## Exercise directions
Drop every picture and give the entries back exactly.

## Dataset extract
§ §
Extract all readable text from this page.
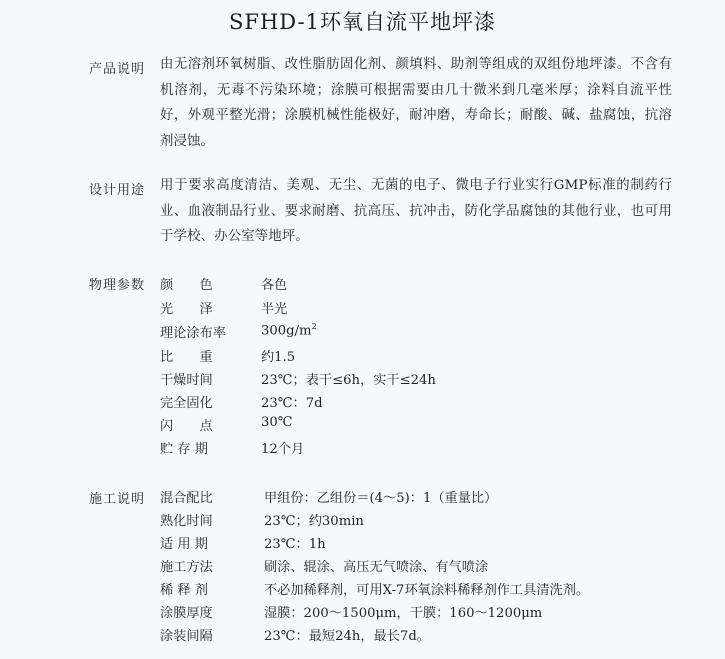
SFHD-1环氧自流平地坪漆
产品说明 由无溶剂环氧树脂、改性脂肪固化剂、颜填料、助剂等组成的双组份地坪漆。不含有机溶剂，无毒不污染环境；涂膜可根据需要由几十微米到几毫米厚；涂料自流平性好，外观平整光滑；涂膜机械性能极好，耐冲磨，寿命长；耐酸、碱、盐腐蚀，抗溶剂浸蚀。
设计用途 用于要求高度清洁、美观、无尘、无菌的电子、微电子行业实行GMP标准的制药行业、血液制品行业、要求耐磨、抗高压、抗冲击，防化学品腐蚀的其他行业，也可用于学校、办公室等地坪。
物理参数 颜　　色	各色
光　　泽	半光
理论涂布率	$300g/m^2$
比　　重	约1.5
干燥时间	23℃；表干≤6h，实干≤24h
完全固化	23℃：7d
闪　　点	30℃
贮 存 期	12个月
施工说明 混合配比	甲组份：乙组份＝(4～5)：1（重量比）
熟化时间	23℃；约30min
适 用 期	23℃：1h
施工方法	刷涂、辊涂、高压无气喷涂、有气喷涂
稀 释 剂	不必加稀释剂，可用X-7环氧涂料稀释剂作工具清洗剂。
涂膜厚度	湿膜：200～1500μm，干膜：160～1200μm
涂装间隔	23℃：最短24h，最长7d。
§ §
## Solution to this exercise
Extract all readable text from this page.
SFHD-1环氧自流平地坪漆
产品说明 由无溶剂环氧树脂、改性脂肪固化剂、颜填料、助剂等组成的双组份地坪漆。不含有机溶剂，无毒不污染环境；涂膜可根据需要由几十微米到几毫米厚；涂料自流平性好，外观平整光滑；涂膜机械性能极好，耐冲磨，寿命长；耐酸、碱、盐腐蚀，抗溶剂浸蚀。
设计用途 用于要求高度清洁、美观、无尘、无菌的电子、微电子行业实行GMP标准的制药行业、血液制品行业、要求耐磨、抗高压、抗冲击，防化学品腐蚀的其他行业，也可用于学校、办公室等地坪。
物理参数 颜　　色	各色
光　　泽	半光
理论涂布率	$300g/m^2$
比　　重	约1.5
干燥时间	23℃；表干≤6h，实干≤24h
完全固化	23℃：7d
闪　　点	30℃
贮 存 期	12个月
施工说明 混合配比	甲组份：乙组份＝(4～5)：1（重量比）
熟化时间	23℃；约30min
适 用 期	23℃：1h
施工方法	刷涂、辊涂、高压无气喷涂、有气喷涂
稀 释 剂	不必加稀释剂，可用X-7环氧涂料稀释剂作工具清洗剂。
涂膜厚度	湿膜：200～1500μm，干膜：160～1200μm
涂装间隔	23℃：最短24h，最长7d。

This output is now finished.